Aim of the task: Each entry must appear again exactly as it does in the source.

Record extracts:
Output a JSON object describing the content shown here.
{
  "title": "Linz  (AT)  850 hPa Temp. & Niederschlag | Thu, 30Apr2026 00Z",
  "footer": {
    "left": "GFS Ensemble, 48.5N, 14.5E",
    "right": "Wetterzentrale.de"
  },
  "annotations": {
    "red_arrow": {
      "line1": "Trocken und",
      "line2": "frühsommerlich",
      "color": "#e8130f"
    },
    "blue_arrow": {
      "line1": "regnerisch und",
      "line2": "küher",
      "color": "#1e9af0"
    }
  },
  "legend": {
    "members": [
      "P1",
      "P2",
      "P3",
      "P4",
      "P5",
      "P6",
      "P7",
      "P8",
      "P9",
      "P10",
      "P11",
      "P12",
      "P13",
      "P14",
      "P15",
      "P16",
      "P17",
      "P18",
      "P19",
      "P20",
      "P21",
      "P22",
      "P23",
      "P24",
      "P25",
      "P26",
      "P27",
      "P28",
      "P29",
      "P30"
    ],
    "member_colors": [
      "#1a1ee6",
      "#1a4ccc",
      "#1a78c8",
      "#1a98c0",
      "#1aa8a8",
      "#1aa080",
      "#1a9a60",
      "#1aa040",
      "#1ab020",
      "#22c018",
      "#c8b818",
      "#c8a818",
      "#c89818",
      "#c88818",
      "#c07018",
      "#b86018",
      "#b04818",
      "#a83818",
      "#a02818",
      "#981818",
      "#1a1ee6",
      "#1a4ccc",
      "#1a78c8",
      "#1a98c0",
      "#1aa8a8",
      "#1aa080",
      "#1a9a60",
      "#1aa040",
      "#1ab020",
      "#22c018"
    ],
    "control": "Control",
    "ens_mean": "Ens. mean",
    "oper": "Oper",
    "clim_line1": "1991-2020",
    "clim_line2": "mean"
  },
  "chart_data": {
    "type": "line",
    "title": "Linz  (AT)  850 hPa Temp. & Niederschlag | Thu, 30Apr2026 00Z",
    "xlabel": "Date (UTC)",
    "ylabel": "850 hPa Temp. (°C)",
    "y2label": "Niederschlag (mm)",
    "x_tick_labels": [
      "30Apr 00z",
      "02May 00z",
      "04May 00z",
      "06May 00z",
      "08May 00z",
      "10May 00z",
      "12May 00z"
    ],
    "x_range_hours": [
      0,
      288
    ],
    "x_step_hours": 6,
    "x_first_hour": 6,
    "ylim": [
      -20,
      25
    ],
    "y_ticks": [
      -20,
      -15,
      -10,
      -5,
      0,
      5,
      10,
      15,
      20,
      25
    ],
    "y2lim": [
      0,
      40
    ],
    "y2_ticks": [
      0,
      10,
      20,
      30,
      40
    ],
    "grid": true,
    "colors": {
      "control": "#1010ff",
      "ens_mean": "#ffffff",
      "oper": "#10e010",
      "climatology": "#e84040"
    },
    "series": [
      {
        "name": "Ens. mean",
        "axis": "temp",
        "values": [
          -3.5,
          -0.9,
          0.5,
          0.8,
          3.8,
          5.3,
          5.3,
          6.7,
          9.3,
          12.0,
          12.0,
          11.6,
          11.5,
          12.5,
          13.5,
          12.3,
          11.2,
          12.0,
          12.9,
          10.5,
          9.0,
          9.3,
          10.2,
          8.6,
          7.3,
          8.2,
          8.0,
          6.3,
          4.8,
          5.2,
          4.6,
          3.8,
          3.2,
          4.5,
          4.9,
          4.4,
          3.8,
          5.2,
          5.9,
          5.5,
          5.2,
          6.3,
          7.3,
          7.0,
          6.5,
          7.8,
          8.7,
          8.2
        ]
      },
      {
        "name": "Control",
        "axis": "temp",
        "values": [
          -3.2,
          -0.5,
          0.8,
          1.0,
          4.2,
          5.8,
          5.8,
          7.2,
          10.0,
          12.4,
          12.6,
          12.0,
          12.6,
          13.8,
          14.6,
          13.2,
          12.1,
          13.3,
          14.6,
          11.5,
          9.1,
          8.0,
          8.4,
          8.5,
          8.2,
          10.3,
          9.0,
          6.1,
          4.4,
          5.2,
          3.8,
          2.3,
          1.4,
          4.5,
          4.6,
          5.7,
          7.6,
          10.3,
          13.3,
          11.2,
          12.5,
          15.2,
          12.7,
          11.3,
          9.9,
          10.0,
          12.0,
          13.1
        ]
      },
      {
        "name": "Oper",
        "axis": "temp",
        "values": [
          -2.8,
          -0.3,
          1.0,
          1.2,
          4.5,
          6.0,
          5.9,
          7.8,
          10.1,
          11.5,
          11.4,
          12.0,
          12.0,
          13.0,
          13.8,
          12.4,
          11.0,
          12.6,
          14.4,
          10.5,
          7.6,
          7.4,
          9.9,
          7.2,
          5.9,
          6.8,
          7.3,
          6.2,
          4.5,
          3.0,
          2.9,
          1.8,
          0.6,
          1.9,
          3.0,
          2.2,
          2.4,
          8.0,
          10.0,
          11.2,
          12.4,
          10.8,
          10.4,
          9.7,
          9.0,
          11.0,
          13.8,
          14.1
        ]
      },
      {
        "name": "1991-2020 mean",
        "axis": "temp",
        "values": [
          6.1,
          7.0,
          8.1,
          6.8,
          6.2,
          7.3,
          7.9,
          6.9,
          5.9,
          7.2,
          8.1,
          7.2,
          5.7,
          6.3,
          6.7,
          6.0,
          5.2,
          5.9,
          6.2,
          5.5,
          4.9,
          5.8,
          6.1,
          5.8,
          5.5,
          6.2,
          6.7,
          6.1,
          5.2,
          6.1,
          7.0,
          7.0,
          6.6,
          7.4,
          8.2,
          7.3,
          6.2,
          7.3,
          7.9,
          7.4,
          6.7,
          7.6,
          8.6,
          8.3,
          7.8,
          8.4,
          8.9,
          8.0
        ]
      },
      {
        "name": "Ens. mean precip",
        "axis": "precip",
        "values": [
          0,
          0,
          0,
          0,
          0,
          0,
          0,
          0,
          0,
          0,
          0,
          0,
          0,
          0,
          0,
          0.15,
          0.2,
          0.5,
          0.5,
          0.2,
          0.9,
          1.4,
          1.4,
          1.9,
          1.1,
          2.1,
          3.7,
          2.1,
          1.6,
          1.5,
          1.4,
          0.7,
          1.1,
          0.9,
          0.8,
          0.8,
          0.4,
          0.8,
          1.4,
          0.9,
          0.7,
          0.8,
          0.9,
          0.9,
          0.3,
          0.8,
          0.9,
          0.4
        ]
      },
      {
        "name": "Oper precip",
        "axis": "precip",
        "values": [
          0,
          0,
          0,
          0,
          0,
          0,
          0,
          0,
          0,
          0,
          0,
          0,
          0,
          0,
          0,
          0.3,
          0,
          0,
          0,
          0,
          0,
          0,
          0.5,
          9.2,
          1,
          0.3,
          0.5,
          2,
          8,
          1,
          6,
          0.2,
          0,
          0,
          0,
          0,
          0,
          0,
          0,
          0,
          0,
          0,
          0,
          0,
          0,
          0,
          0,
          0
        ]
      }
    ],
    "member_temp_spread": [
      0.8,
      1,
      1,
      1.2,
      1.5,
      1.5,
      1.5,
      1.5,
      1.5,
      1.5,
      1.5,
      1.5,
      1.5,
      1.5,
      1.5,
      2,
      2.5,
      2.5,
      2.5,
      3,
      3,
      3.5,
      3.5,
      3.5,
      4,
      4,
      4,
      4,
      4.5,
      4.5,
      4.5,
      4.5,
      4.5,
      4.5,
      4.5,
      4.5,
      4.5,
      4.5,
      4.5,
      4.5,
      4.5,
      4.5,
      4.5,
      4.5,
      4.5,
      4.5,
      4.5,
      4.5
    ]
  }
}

Solution below:
Output a JSON object describing the content shown here.
{
  "title": "Linz  (AT)  850 hPa Temp. & Niederschlag | Thu, 30Apr2026 00Z",
  "footer": {
    "left": "GFS Ensemble, 48.5N, 14.5E",
    "right": "Wetterzentrale.de"
  },
  "annotations": {
    "red_arrow": {
      "line1": "Trocken und",
      "line2": "frühsommerlich",
      "color": "#e8130f"
    },
    "blue_arrow": {
      "line1": "regnerisch und",
      "line2": "küher",
      "color": "#1e9af0"
    }
  },
  "legend": {
    "members": [
      "P1",
      "P2",
      "P3",
      "P4",
      "P5",
      "P6",
      "P7",
      "P8",
      "P9",
      "P10",
      "P11",
      "P12",
      "P13",
      "P14",
      "P15",
      "P16",
      "P17",
      "P18",
      "P19",
      "P20",
      "P21",
      "P22",
      "P23",
      "P24",
      "P25",
      "P26",
      "P27",
      "P28",
      "P29",
      "P30"
    ],
    "member_colors": [
      "#1a1ee6",
      "#1a4ccc",
      "#1a78c8",
      "#1a98c0",
      "#1aa8a8",
      "#1aa080",
      "#1a9a60",
      "#1aa040",
      "#1ab020",
      "#22c018",
      "#c8b818",
      "#c8a818",
      "#c89818",
      "#c88818",
      "#c07018",
      "#b86018",
      "#b04818",
      "#a83818",
      "#a02818",
      "#981818",
      "#1a1ee6",
      "#1a4ccc",
      "#1a78c8",
      "#1a98c0",
      "#1aa8a8",
      "#1aa080",
      "#1a9a60",
      "#1aa040",
      "#1ab020",
      "#22c018"
    ],
    "control": "Control",
    "ens_mean": "Ens. mean",
    "oper": "Oper",
    "clim_line1": "1991-2020",
    "clim_line2": "mean"
  },
  "chart_data": {
    "type": "line",
    "title": "Linz  (AT)  850 hPa Temp. & Niederschlag | Thu, 30Apr2026 00Z",
    "xlabel": "Date (UTC)",
    "ylabel": "850 hPa Temp. (°C)",
    "y2label": "Niederschlag (mm)",
    "x_tick_labels": [
      "30Apr 00z",
      "02May 00z",
      "04May 00z",
      "06May 00z",
      "08May 00z",
      "10May 00z",
      "12May 00z"
    ],
    "x_range_hours": [
      0,
      288
    ],
    "x_step_hours": 6,
    "x_first_hour": 6,
    "ylim": [
      -20,
      25
    ],
    "y_ticks": [
      -20,
      -15,
      -10,
      -5,
      0,
      5,
      10,
      15,
      20,
      25
    ],
    "y2lim": [
      0,
      40
    ],
    "y2_ticks": [
      0,
      10,
      20,
      30,
      40
    ],
    "grid": true,
    "colors": {
      "control": "#1010ff",
      "ens_mean": "#ffffff",
      "oper": "#10e010",
      "climatology": "#e84040"
    },
    "series": [
      {
        "name": "Ens. mean",
        "axis": "temp",
        "values": [
          -3.5,
          -0.9,
          0.5,
          0.8,
          3.8,
          5.3,
          5.3,
          6.7,
          9.3,
          12.0,
          12.0,
          11.6,
          11.5,
          12.5,
          13.5,
          12.3,
          11.2,
          12.0,
          12.9,
          10.5,
          9.0,
          9.3,
          10.2,
          8.6,
          7.3,
          8.2,
          8.0,
          6.3,
          4.8,
          5.2,
          4.6,
          3.8,
          3.2,
          4.5,
          4.9,
          4.4,
          3.8,
          5.2,
          5.9,
          5.5,
          5.2,
          6.3,
          7.3,
          7.0,
          6.5,
          7.8,
          8.7,
          8.2
        ]
      },
      {
        "name": "Control",
        "axis": "temp",
        "values": [
          -3.2,
          -0.5,
          0.8,
          1.0,
          4.2,
          5.8,
          5.8,
          7.2,
          10.0,
          12.4,
          12.6,
          12.0,
          12.6,
          13.8,
          14.6,
          13.2,
          12.1,
          13.3,
          14.6,
          11.5,
          9.1,
          8.0,
          8.4,
          8.5,
          8.2,
          10.3,
          9.0,
          6.1,
          4.4,
          5.2,
          3.8,
          2.3,
          1.4,
          4.5,
          4.6,
          5.7,
          7.6,
          10.3,
          13.3,
          11.2,
          12.5,
          15.2,
          12.7,
          11.3,
          9.9,
          10.0,
          12.0,
          13.1
        ]
      },
      {
        "name": "Oper",
        "axis": "temp",
        "values": [
          -2.8,
          -0.3,
          1.0,
          1.2,
          4.5,
          6.0,
          5.9,
          7.8,
          10.1,
          11.5,
          11.4,
          12.0,
          12.0,
          13.0,
          13.8,
          12.4,
          11.0,
          12.6,
          14.4,
          10.5,
          7.6,
          7.4,
          9.9,
          7.2,
          5.9,
          6.8,
          7.3,
          6.2,
          4.5,
          3.0,
          2.9,
          1.8,
          0.6,
          1.9,
          3.0,
          2.2,
          2.4,
          8.0,
          10.0,
          11.2,
          12.4,
          10.8,
          10.4,
          9.7,
          9.0,
          11.0,
          13.8,
          14.1
        ]
      },
      {
        "name": "1991-2020 mean",
        "axis": "temp",
        "values": [
          6.1,
          7.0,
          8.1,
          6.8,
          6.2,
          7.3,
          7.9,
          6.9,
          5.9,
          7.2,
          8.1,
          7.2,
          5.7,
          6.3,
          6.7,
          6.0,
          5.2,
          5.9,
          6.2,
          5.5,
          4.9,
          5.8,
          6.1,
          5.8,
          5.5,
          6.2,
          6.7,
          6.1,
          5.2,
          6.1,
          7.0,
          7.0,
          6.6,
          7.4,
          8.2,
          7.3,
          6.2,
          7.3,
          7.9,
          7.4,
          6.7,
          7.6,
          8.6,
          8.3,
          7.8,
          8.4,
          8.9,
          8.0
        ]
      },
      {
        "name": "Ens. mean precip",
        "axis": "precip",
        "values": [
          0,
          0,
          0,
          0,
          0,
          0,
          0,
          0,
          0,
          0,
          0,
          0,
          0,
          0,
          0,
          0.15,
          0.2,
          0.5,
          0.5,
          0.2,
          0.9,
          1.4,
          1.4,
          1.9,
          1.1,
          2.1,
          3.7,
          2.1,
          1.6,
          1.5,
          1.4,
          0.7,
          1.1,
          0.9,
          0.8,
          0.8,
          0.4,
          0.8,
          1.4,
          0.9,
          0.7,
          0.8,
          0.9,
          0.9,
          0.3,
          0.8,
          0.9,
          0.4
        ]
      },
      {
        "name": "Oper precip",
        "axis": "precip",
        "values": [
          0,
          0,
          0,
          0,
          0,
          0,
          0,
          0,
          0,
          0,
          0,
          0,
          0,
          0,
          0,
          0.3,
          0,
          0,
          0,
          0,
          0,
          0,
          0.5,
          9.2,
          1,
          0.3,
          0.5,
          2,
          8,
          1,
          6,
          0.2,
          0,
          0,
          0,
          0,
          0,
          0,
          0,
          0,
          0,
          0,
          0,
          0,
          0,
          0,
          0,
          0
        ]
      }
    ],
    "member_temp_spread": [
      0.8,
      1,
      1,
      1.2,
      1.5,
      1.5,
      1.5,
      1.5,
      1.5,
      1.5,
      1.5,
      1.5,
      1.5,
      1.5,
      1.5,
      2,
      2.5,
      2.5,
      2.5,
      3,
      3,
      3.5,
      3.5,
      3.5,
      4,
      4,
      4,
      4,
      4.5,
      4.5,
      4.5,
      4.5,
      4.5,
      4.5,
      4.5,
      4.5,
      4.5,
      4.5,
      4.5,
      4.5,
      4.5,
      4.5,
      4.5,
      4.5,
      4.5,
      4.5,
      4.5,
      4.5
    ]
  }
}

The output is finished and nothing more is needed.